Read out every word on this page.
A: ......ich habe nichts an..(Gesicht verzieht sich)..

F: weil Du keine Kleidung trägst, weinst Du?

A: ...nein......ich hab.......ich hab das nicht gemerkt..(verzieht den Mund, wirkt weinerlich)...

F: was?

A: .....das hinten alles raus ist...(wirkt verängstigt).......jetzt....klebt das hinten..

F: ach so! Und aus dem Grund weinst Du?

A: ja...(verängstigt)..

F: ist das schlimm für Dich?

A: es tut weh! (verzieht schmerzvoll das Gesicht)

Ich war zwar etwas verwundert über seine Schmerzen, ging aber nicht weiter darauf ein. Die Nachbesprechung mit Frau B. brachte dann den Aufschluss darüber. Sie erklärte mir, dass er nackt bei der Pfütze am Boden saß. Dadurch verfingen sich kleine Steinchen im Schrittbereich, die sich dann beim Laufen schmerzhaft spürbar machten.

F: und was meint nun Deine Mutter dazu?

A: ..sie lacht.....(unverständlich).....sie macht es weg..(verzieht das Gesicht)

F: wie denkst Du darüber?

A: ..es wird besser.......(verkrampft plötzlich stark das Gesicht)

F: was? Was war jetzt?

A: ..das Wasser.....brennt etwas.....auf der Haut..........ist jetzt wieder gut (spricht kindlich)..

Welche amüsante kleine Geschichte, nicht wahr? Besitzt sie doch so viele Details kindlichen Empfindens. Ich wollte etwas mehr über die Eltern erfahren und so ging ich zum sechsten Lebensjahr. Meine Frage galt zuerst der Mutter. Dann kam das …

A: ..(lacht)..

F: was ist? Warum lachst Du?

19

Written task >> Return each line that includes "etwas".

Task response >>
Ich war zwar etwas verwundert über seine Schmerzen, ging aber nicht weiter darauf ein. Die Nachbesprechung mit Frau B. brachte dann den Aufschluss darüber. Sie erklärte mir, dass er nackt bei der Pfütze am Boden saß. Dadurch verfingen sich kleine Steinchen im Schrittbereich, die sich dann beim Laufen schmerzhaft spürbar machten.
A: ..das Wasser.....brennt etwas.....auf der Haut..........ist jetzt wieder gut (spricht kindlich)..
Welche amüsante kleine Geschichte, nicht wahr? Besitzt sie doch so viele Details kindlichen Empfindens. Ich wollte etwas mehr über die Eltern erfahren und so ging ich zum sechsten Lebensjahr. Meine Frage galt zuerst der Mutter. Dann kam das …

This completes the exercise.